Find the lines containing "川藏铁路" and say how many there are, with no other words.

%%

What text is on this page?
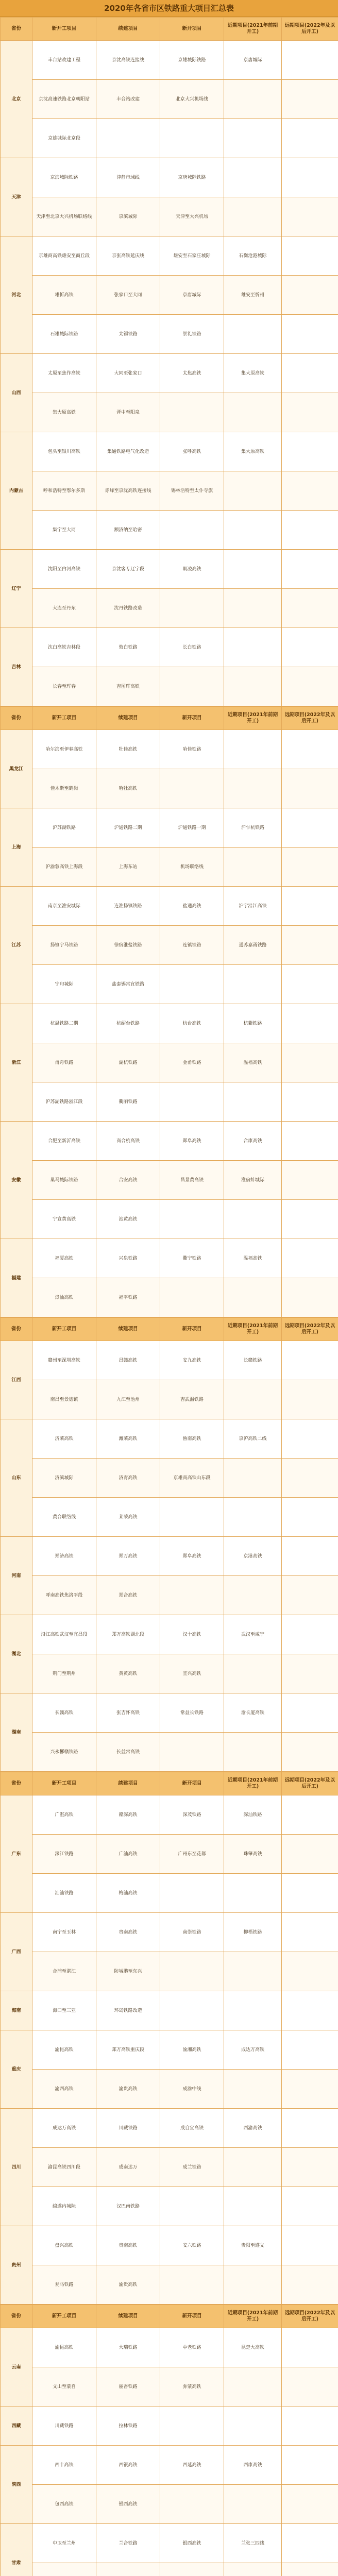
2020年各省市区铁路重大项目汇总表
省份	新开工项目	续建项目	新开项目	近期项目(2021年前期开工)	远期项目(2022年及以后开工)	
北京	丰台站改建工程	京沈高铁连接线	京雄城际铁路	京唐城际		
	京沈高速铁路北京朝阳站	丰台站改建	北京大兴机场线			
	京雄城际北京段					
天津	京滨城际铁路	津静市域线	京唐城际铁路			
	天津至北京大兴机场联络线	京滨城际	天津至大兴机场			
河北	京雄商高铁雄安至商丘段	京张高铁延庆线	雄安至石家庄城际	石衡沧港城际		
	雄忻高铁	张家口至大同	京唐城际	雄安至忻州		
	石雄城际铁路	太锡铁路	崇礼铁路			
山西	太原至焦作高铁	大同至张家口	太焦高铁	集大原高铁		
	集大原高铁	晋中至阳泉				
内蒙古	包头至银川高铁	集通铁路电气化改造	张呼高铁	集大原高铁		
	呼和浩特至鄂尔多斯	赤峰至京沈高铁连接线	锡林浩特至太仆寺旗			
	集宁至大同	额济纳至哈密				
辽宁	沈阳至白河高铁	京沈客专辽宁段	朝凌高铁			
	大连至丹东	沈丹铁路改造				
吉林	沈白高铁吉林段	敦白铁路	长白铁路			
	长春至珲春	吉图珲高铁				
省份	新开工项目	续建项目	新开项目	近期项目(2021年前期开工)	远期项目(2022年及以后开工)	
黑龙江	哈尔滨至伊春高铁	牡佳高铁	哈佳铁路			
	佳木斯至鹤岗	哈牡高铁				
上海	沪苏湖铁路	沪通铁路二期	沪通铁路一期	沪乍杭铁路		
	沪渝蓉高铁上海段	上海东站	机场联络线			
江苏	南京至淮安城际	连淮扬镇铁路	盐通高铁	沪宁沿江高铁		
	扬镇宁马铁路	徐宿淮盐铁路	连镇铁路	通苏嘉甬铁路		
	宁句城际	盐泰锡常宜铁路				
浙江	杭温铁路二期	杭绍台铁路	杭台高铁	杭衢铁路		
	甬舟铁路	湖杭铁路	金甬铁路	温福高铁		
	沪苏湖铁路浙江段	衢丽铁路				
安徽	合肥至新沂高铁	商合杭高铁	郑阜高铁	合康高铁		
	巢马城际铁路	合安高铁	昌景黄高铁	淮宿蚌城际		
	宁宣黄高铁	池黄高铁				
福建	福厦高铁	兴泉铁路	衢宁铁路	温福高铁		
	漳汕高铁	福平铁路				
省份	新开工项目	续建项目	新开项目	近期项目(2021年前期开工)	远期项目(2022年及以后开工)	
江西	赣州至深圳高铁	昌赣高铁	安九高铁	长赣铁路		
	南昌至景德镇	九江至池州	吉武温铁路			
山东	济莱高铁	潍莱高铁	鲁南高铁	京沪高铁二线		
	济滨城际	济青高铁	京雄商高铁山东段			
	黄台联络线	莱荣高铁				
河南	郑济高铁	郑万高铁	郑阜高铁	京港高铁		
	呼南高铁焦洛平段	郑合高铁				
湖北	沿江高铁武汉至宜昌段	郑万高铁湖北段	汉十高铁	武汉至咸宁		
	荆门至荆州	黄黄高铁	宜兴高铁			
湖南	长赣高铁	张吉怀高铁	常益长铁路	渝长厦高铁		
	兴永郴赣铁路	长益常高铁				
省份	新开工项目	续建项目	新开项目	近期项目(2021年前期开工)	远期项目(2022年及以后开工)	
广东	广湛高铁	赣深高铁	深茂铁路	深汕铁路		
	深江铁路	广汕高铁	广州东至花都	珠肇高铁		
	汕汕铁路	梅汕高铁				
广西	南宁至玉林	贵南高铁	南崇铁路	柳梧铁路		
	合浦至湛江	防城港至东兴				
海南	海口至三亚	环岛铁路改造				
重庆	渝昆高铁	郑万高铁重庆段	渝湘高铁	成达万高铁		
	渝西高铁	渝贵高铁	成渝中线			
四川	成达万高铁	川藏铁路	成自宜高铁	西渝高铁		
	渝昆高铁四川段	成南达万	成兰铁路			
	绵遂内城际	汉巴南铁路				
贵州	盘兴高铁	贵南高铁	安六铁路	贵阳至遵义		
	瓮马铁路	渝贵高铁				
省份	新开工项目	续建项目	新开项目	近期项目(2021年前期开工)	远期项目(2022年及以后开工)	
云南	渝昆高铁	大瑞铁路	中老铁路	昆楚大高铁		
	文山至蒙自	丽香铁路	弥蒙高铁			
西藏	川藏铁路	拉林铁路				
陕西	西十高铁	西银高铁	西延高铁	西康高铁		
	包西高铁	银西高铁				
甘肃	中卫至兰州	兰合铁路	银西高铁	兰张三四线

%%

SOLVED EXERCISE
2